> [Aim]: Find the lines containing the word "benefits" and copy every one of them.

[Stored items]
--------------------------------------------------

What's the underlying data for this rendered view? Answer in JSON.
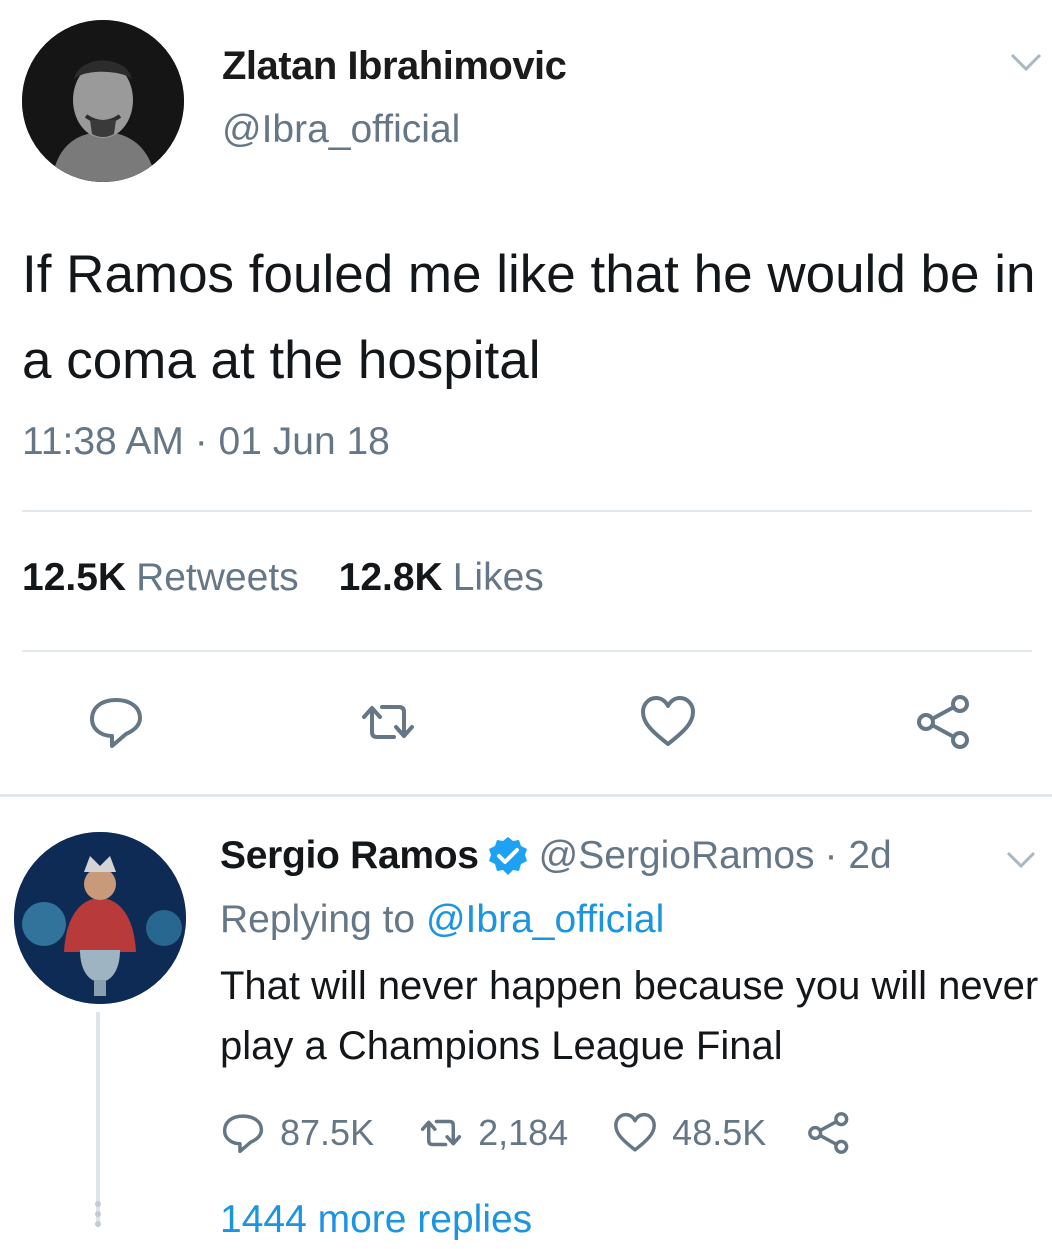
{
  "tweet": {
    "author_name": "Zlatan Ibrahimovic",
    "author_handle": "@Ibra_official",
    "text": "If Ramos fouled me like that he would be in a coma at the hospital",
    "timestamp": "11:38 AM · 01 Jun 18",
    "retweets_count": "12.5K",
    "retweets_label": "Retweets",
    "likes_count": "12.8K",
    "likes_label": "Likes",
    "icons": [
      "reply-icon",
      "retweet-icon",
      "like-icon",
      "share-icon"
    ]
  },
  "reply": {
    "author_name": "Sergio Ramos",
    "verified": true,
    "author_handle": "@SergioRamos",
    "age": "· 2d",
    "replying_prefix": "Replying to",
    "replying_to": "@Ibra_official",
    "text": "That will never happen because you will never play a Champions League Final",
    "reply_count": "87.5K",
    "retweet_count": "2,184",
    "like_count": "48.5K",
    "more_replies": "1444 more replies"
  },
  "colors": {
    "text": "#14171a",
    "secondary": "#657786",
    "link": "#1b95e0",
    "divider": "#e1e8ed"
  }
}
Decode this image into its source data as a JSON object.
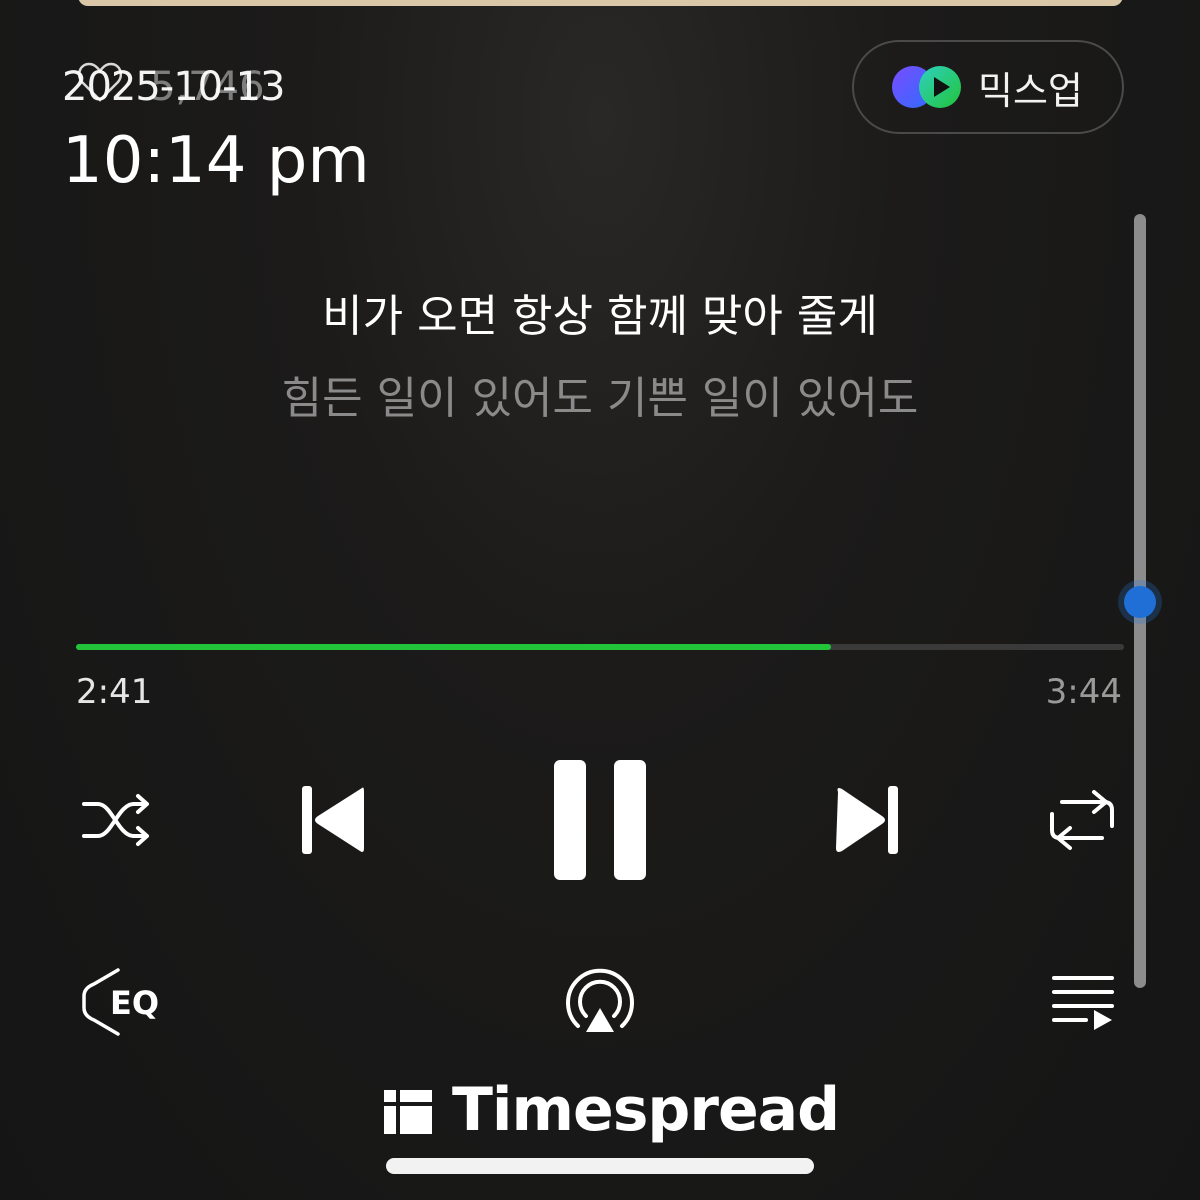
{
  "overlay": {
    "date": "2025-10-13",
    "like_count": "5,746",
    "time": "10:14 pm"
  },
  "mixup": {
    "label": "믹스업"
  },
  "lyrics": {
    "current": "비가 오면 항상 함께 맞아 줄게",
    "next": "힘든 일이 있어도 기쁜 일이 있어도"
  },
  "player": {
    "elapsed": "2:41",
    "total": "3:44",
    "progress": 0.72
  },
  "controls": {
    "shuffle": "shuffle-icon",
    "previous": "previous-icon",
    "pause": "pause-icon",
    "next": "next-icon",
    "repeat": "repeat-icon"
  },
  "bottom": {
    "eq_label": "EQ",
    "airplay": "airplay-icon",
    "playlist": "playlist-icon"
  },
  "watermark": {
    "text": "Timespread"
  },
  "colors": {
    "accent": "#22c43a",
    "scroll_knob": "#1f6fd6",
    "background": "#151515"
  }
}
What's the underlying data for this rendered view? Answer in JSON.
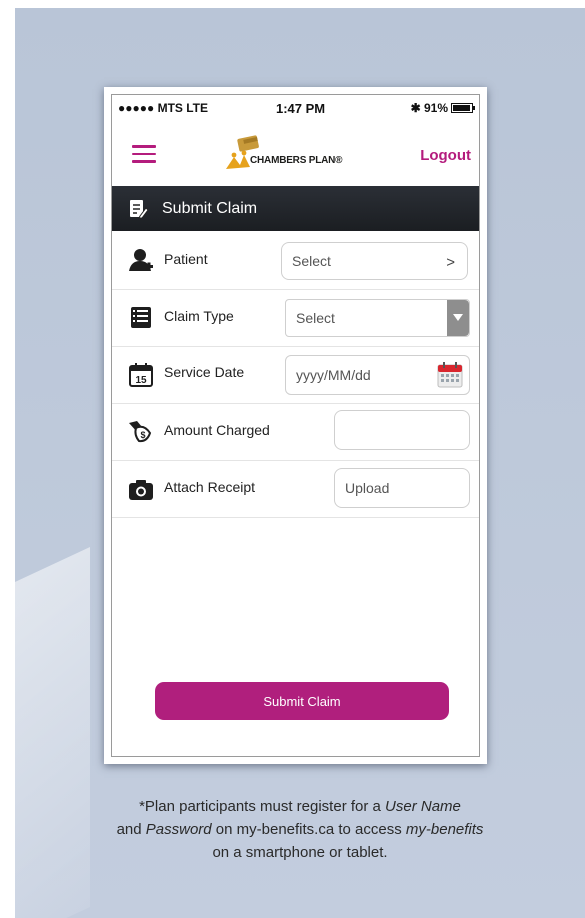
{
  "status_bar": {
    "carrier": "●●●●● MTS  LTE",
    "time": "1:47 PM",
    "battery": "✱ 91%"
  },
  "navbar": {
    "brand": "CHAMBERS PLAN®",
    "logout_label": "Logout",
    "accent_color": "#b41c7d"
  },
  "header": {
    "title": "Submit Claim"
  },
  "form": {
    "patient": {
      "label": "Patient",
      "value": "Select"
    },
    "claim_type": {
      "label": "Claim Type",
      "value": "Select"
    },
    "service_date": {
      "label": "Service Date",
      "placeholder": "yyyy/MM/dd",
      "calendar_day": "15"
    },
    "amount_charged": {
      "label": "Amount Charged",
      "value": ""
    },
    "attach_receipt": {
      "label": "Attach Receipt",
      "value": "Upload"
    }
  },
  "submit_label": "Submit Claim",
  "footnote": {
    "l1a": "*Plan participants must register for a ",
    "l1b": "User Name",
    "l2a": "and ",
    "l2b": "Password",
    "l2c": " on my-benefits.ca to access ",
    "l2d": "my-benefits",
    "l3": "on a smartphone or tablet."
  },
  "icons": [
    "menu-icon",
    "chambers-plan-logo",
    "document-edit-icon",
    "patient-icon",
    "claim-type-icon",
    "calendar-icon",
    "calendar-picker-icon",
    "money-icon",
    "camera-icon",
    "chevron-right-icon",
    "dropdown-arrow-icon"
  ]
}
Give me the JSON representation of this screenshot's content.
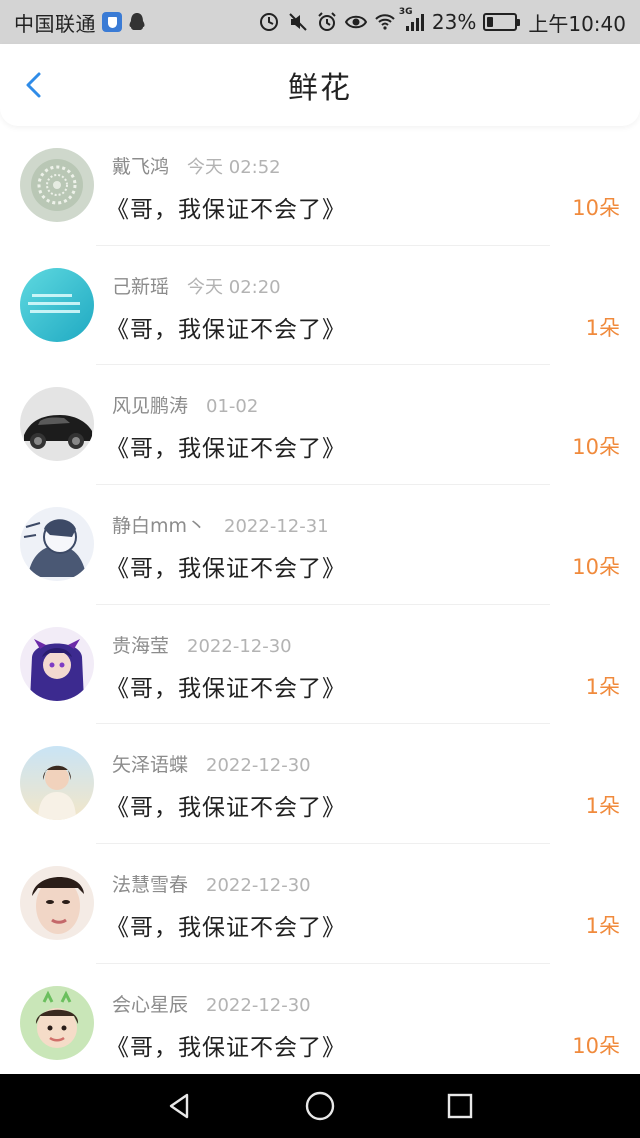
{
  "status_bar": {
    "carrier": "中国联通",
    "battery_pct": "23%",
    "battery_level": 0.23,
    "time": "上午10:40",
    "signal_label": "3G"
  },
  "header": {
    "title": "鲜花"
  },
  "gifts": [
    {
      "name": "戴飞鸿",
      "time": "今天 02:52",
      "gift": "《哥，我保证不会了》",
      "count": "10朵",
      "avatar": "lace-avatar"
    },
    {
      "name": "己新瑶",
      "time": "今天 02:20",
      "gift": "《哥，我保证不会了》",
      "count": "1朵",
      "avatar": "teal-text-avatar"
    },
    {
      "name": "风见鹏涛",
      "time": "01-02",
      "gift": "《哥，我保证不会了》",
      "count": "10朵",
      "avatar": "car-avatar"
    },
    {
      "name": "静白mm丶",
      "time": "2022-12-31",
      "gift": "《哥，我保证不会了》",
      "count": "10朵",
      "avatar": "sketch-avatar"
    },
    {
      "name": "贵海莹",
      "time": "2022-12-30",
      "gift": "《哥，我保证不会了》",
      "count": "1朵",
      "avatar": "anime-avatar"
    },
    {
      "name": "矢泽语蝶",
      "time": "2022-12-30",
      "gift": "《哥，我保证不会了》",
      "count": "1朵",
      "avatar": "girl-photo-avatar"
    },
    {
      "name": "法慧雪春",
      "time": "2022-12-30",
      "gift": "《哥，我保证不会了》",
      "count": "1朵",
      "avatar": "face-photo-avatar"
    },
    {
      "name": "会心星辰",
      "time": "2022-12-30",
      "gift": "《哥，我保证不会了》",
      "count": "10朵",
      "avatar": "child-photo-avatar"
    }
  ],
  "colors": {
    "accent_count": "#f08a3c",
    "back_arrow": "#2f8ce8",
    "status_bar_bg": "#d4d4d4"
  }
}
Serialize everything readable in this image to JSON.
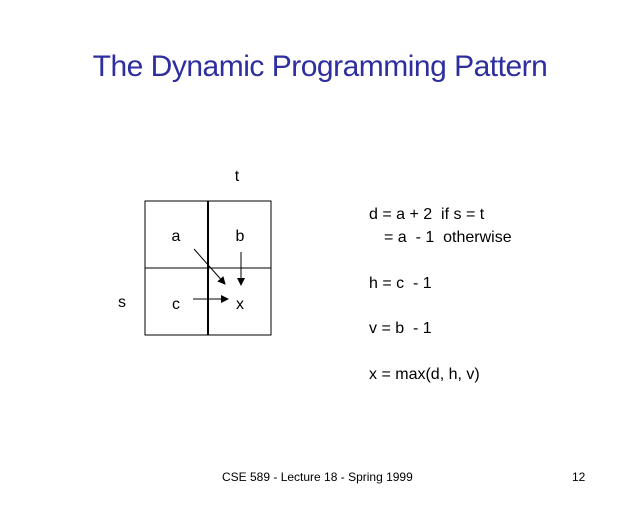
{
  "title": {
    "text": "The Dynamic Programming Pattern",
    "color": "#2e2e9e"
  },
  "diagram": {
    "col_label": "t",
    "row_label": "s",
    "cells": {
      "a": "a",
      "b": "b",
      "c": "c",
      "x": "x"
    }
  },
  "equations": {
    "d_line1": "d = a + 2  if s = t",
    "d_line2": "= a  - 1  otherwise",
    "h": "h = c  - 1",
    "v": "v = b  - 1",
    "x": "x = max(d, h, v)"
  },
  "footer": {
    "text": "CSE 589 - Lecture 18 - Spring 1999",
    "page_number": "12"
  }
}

--------------------------------------------------

> [Solution for this problem]:
    "l2c": " on my-benefits.ca to access ",
    "l2d": "my-benefits",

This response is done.